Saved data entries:
########################################

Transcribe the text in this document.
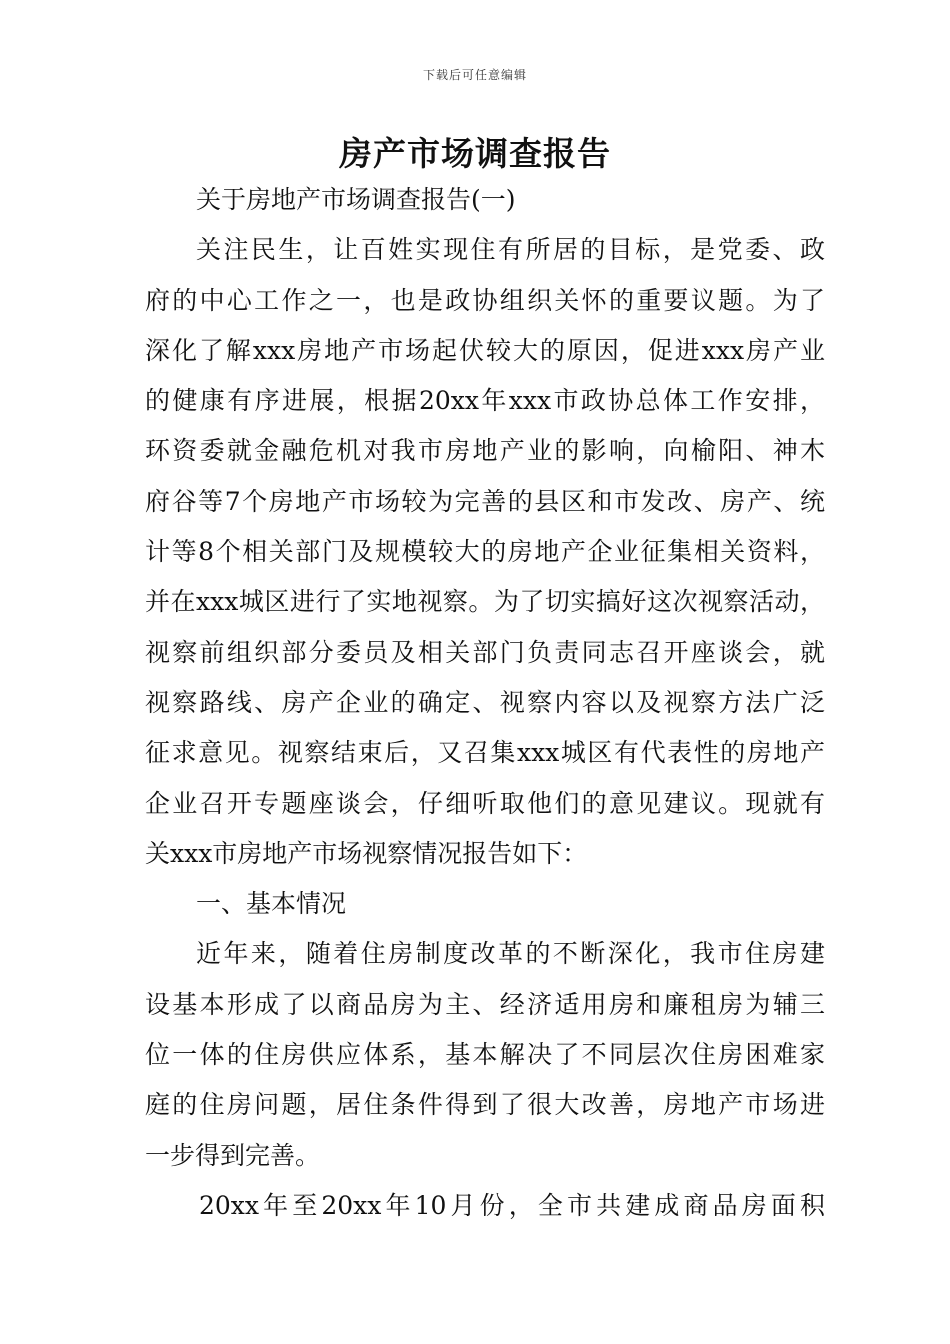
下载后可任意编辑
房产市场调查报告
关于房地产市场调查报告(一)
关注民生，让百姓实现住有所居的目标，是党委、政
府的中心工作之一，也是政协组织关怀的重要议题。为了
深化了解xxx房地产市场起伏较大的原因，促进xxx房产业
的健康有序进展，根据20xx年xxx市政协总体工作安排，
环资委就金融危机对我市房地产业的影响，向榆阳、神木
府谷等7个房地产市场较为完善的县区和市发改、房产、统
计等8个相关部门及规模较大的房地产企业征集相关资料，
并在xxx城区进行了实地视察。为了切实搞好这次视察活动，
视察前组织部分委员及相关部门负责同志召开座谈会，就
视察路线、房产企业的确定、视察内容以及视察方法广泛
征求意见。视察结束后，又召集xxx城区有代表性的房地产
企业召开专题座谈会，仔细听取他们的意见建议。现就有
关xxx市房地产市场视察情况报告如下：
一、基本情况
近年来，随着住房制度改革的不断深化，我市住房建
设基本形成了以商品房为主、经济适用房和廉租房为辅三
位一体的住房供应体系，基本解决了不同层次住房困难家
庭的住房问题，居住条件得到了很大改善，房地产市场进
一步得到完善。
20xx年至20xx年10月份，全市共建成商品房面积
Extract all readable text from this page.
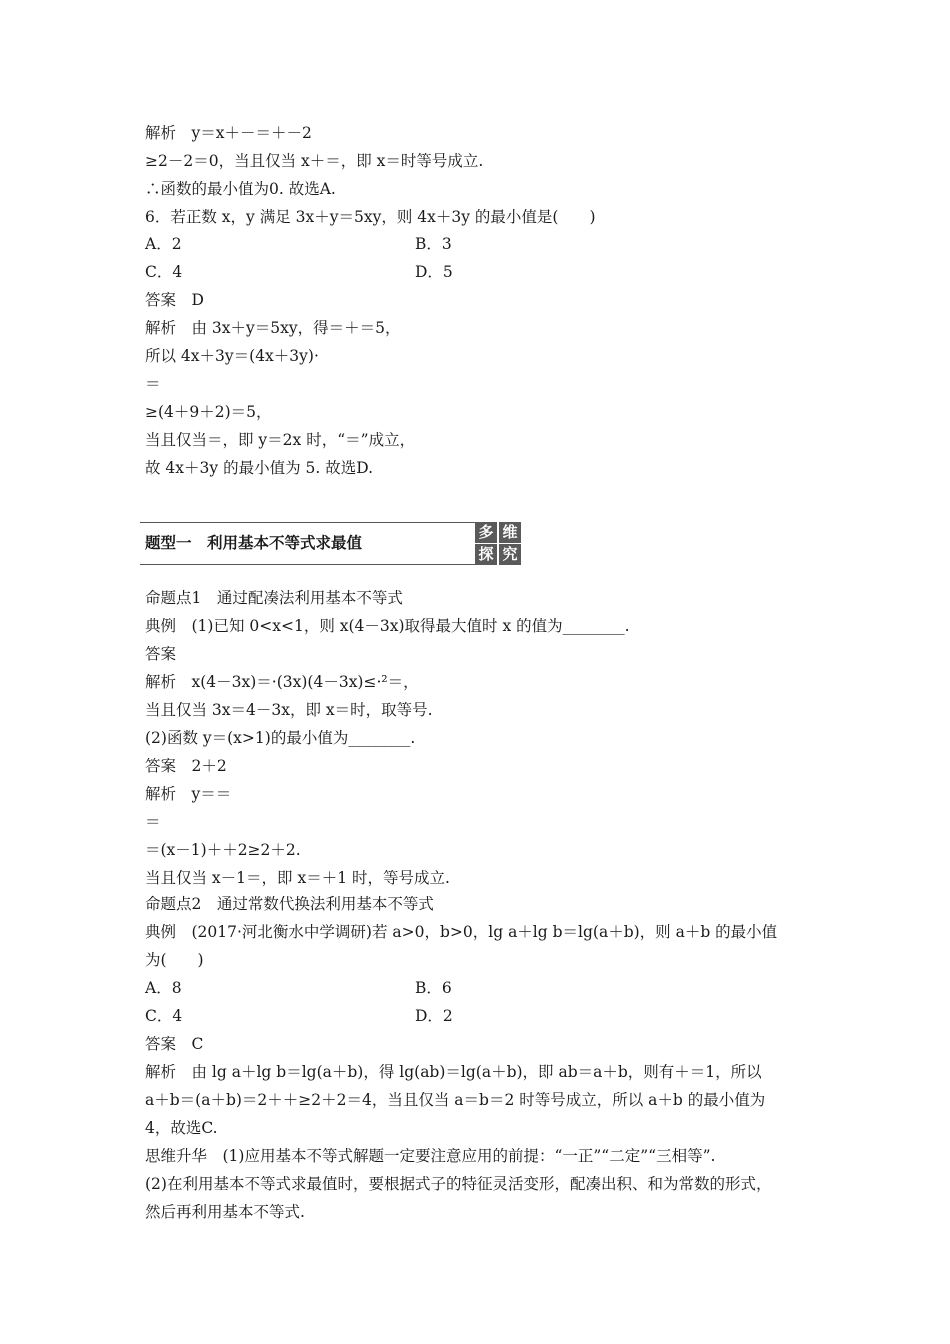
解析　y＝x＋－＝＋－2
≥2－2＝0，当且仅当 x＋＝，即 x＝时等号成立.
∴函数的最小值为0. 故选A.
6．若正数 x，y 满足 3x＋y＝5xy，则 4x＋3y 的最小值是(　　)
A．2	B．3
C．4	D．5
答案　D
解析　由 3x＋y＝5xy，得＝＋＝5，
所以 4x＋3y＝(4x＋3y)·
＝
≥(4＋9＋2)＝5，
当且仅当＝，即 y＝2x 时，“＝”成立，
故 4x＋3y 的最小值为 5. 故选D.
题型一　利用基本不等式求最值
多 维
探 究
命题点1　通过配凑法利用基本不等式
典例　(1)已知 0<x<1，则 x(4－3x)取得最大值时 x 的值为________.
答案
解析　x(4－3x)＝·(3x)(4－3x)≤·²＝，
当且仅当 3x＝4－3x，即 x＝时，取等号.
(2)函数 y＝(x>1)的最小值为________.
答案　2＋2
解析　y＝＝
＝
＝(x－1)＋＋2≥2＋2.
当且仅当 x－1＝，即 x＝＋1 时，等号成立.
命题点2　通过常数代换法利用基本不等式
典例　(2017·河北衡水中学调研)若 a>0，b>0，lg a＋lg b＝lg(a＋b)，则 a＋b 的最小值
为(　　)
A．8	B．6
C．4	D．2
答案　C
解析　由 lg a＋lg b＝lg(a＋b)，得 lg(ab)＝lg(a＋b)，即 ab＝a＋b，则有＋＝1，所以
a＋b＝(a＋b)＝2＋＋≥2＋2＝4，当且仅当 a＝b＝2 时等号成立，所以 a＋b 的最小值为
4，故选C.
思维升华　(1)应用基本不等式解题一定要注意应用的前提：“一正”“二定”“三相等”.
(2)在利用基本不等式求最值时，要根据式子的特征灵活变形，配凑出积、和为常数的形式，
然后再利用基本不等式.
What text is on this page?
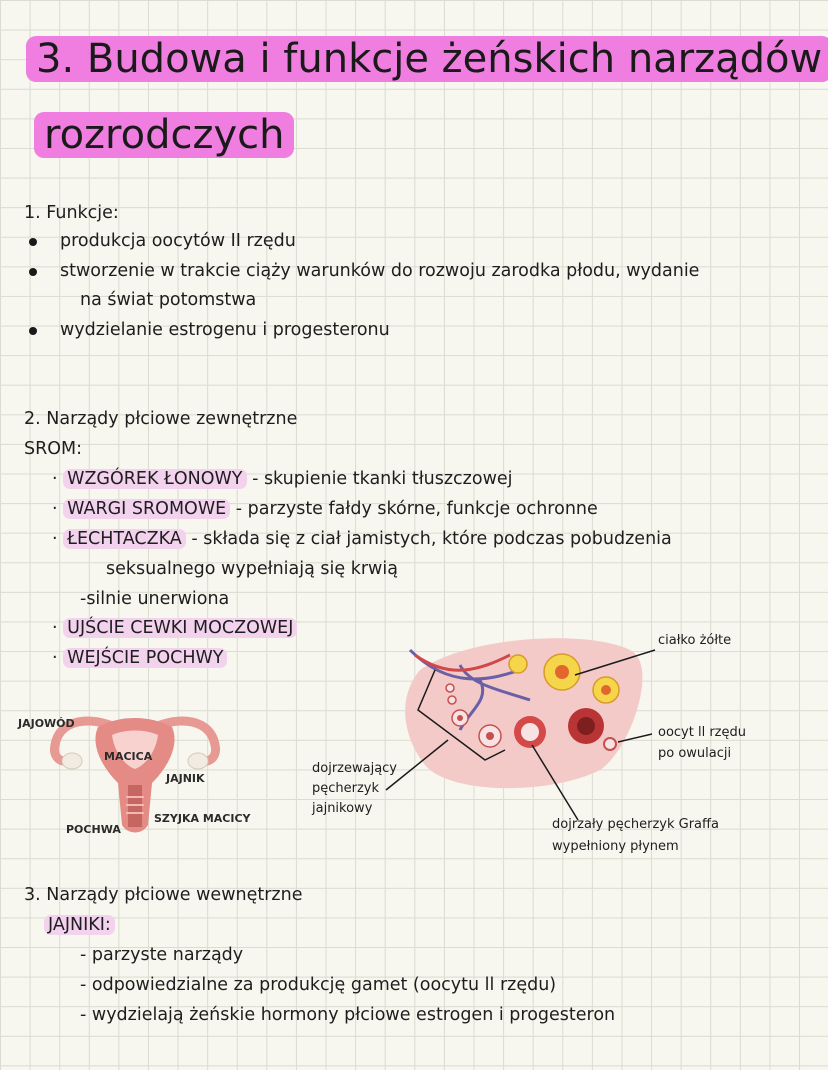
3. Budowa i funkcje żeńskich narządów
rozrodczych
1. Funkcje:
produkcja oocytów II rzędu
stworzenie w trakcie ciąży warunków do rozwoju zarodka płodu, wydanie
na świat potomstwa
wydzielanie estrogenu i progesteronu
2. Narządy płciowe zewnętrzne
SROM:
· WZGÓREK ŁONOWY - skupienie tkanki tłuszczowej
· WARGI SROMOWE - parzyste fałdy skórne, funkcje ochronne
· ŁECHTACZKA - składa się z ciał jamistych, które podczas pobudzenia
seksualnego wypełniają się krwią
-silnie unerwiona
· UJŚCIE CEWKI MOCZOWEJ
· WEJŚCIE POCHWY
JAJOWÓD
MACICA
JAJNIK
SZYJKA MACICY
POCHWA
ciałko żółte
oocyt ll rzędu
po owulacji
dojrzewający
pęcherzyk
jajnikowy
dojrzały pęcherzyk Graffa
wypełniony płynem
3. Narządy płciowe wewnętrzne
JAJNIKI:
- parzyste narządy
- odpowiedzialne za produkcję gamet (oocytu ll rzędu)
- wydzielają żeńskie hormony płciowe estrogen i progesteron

########################################

Reproduce every entry exactly, but omit each picture.

Transcribe the text in this document.
下载后可任意编辑
房产市场调查报告
关于房地产市场调查报告(一)
关注民生，让百姓实现住有所居的目标，是党委、政
府的中心工作之一，也是政协组织关怀的重要议题。为了
深化了解xxx房地产市场起伏较大的原因，促进xxx房产业
的健康有序进展，根据20xx年xxx市政协总体工作安排，
环资委就金融危机对我市房地产业的影响，向榆阳、神木
府谷等7个房地产市场较为完善的县区和市发改、房产、统
计等8个相关部门及规模较大的房地产企业征集相关资料，
并在xxx城区进行了实地视察。为了切实搞好这次视察活动，
视察前组织部分委员及相关部门负责同志召开座谈会，就
视察路线、房产企业的确定、视察内容以及视察方法广泛
征求意见。视察结束后，又召集xxx城区有代表性的房地产
企业召开专题座谈会，仔细听取他们的意见建议。现就有
关xxx市房地产市场视察情况报告如下：
一、基本情况
近年来，随着住房制度改革的不断深化，我市住房建
设基本形成了以商品房为主、经济适用房和廉租房为辅三
位一体的住房供应体系，基本解决了不同层次住房困难家
庭的住房问题，居住条件得到了很大改善，房地产市场进
一步得到完善。
20xx年至20xx年10月份，全市共建成商品房面积
Extract all readable text from this page.
解析　y＝x＋－＝＋－2
≥2－2＝0，当且仅当 x＋＝，即 x＝时等号成立.
∴函数的最小值为0. 故选A.
6．若正数 x，y 满足 3x＋y＝5xy，则 4x＋3y 的最小值是(　　)
A．2	B．3
C．4	D．5
答案　D
解析　由 3x＋y＝5xy，得＝＋＝5，
所以 4x＋3y＝(4x＋3y)·
＝
≥(4＋9＋2)＝5，
当且仅当＝，即 y＝2x 时，“＝”成立，
故 4x＋3y 的最小值为 5. 故选D.
题型一　利用基本不等式求最值
多 维
探 究
命题点1　通过配凑法利用基本不等式
典例　(1)已知 0<x<1，则 x(4－3x)取得最大值时 x 的值为________.
答案
解析　x(4－3x)＝·(3x)(4－3x)≤·²＝，
当且仅当 3x＝4－3x，即 x＝时，取等号.
(2)函数 y＝(x>1)的最小值为________.
答案　2＋2
解析　y＝＝
＝
＝(x－1)＋＋2≥2＋2.
当且仅当 x－1＝，即 x＝＋1 时，等号成立.
命题点2　通过常数代换法利用基本不等式
典例　(2017·河北衡水中学调研)若 a>0，b>0，lg a＋lg b＝lg(a＋b)，则 a＋b 的最小值
为(　　)
A．8	B．6
C．4	D．2
答案　C
解析　由 lg a＋lg b＝lg(a＋b)，得 lg(ab)＝lg(a＋b)，即 ab＝a＋b，则有＋＝1，所以
a＋b＝(a＋b)＝2＋＋≥2＋2＝4，当且仅当 a＝b＝2 时等号成立，所以 a＋b 的最小值为
4，故选C.
思维升华　(1)应用基本不等式解题一定要注意应用的前提：“一正”“二定”“三相等”.
(2)在利用基本不等式求最值时，要根据式子的特征灵活变形，配凑出积、和为常数的形式，
然后再利用基本不等式.
What text is on this page?
3. Budowa i funkcje żeńskich narządów
rozrodczych
1. Funkcje:
produkcja oocytów II rzędu
stworzenie w trakcie ciąży warunków do rozwoju zarodka płodu, wydanie
na świat potomstwa
wydzielanie estrogenu i progesteronu
2. Narządy płciowe zewnętrzne
SROM:
· WZGÓREK ŁONOWY - skupienie tkanki tłuszczowej
· WARGI SROMOWE - parzyste fałdy skórne, funkcje ochronne
· ŁECHTACZKA - składa się z ciał jamistych, które podczas pobudzenia
seksualnego wypełniają się krwią
-silnie unerwiona
· UJŚCIE CEWKI MOCZOWEJ
· WEJŚCIE POCHWY
JAJOWÓD
MACICA
JAJNIK
SZYJKA MACICY
POCHWA
ciałko żółte
oocyt ll rzędu
po owulacji
dojrzewający
pęcherzyk
jajnikowy
dojrzały pęcherzyk Graffa
wypełniony płynem
3. Narządy płciowe wewnętrzne
JAJNIKI:
- parzyste narządy
- odpowiedzialne za produkcję gamet (oocytu ll rzędu)
- wydzielają żeńskie hormony płciowe estrogen i progesteron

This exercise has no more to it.